* SET PROBLEM *
Gather, from the data below, each line in which the word "editors" occurs.

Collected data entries
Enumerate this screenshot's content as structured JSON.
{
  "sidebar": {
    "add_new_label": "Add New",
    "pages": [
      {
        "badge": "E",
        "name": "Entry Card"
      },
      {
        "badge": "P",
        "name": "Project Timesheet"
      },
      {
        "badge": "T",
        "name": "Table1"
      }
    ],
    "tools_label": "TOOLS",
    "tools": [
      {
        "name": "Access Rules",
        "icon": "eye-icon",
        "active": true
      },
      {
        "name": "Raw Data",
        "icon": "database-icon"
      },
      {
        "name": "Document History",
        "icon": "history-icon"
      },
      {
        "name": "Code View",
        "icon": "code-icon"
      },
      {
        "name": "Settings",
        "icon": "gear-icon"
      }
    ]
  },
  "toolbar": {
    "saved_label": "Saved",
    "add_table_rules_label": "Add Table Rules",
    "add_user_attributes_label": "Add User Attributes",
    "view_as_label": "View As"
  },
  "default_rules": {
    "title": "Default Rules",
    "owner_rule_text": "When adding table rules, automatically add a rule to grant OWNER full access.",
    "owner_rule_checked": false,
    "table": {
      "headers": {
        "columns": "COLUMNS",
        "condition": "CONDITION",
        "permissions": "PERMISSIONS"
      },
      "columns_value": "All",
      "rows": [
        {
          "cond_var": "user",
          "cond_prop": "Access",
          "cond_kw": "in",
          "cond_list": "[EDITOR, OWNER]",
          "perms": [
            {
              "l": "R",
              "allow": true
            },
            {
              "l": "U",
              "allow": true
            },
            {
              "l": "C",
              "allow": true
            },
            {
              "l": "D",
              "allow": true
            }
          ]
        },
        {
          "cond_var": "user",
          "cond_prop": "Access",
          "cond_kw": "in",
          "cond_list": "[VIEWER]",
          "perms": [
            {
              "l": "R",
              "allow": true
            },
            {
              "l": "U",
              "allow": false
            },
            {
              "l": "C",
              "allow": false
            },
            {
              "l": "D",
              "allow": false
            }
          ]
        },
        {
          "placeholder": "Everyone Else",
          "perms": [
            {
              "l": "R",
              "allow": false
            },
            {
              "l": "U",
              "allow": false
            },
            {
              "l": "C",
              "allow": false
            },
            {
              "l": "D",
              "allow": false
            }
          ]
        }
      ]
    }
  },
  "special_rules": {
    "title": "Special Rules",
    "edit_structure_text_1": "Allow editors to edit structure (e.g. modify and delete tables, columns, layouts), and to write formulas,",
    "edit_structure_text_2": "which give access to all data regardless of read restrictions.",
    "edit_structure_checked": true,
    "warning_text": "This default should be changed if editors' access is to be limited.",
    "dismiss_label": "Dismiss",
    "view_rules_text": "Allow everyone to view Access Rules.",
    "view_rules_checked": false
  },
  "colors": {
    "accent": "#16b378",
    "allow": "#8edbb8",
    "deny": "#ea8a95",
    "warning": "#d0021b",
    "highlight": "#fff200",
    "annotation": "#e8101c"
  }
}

* REPLY *
    "edit_structure_text_1": "Allow editors to edit structure (e.g. modify and delete tables, columns, layouts), and to write formulas,",
    "warning_text": "This default should be changed if editors' access is to be limited.",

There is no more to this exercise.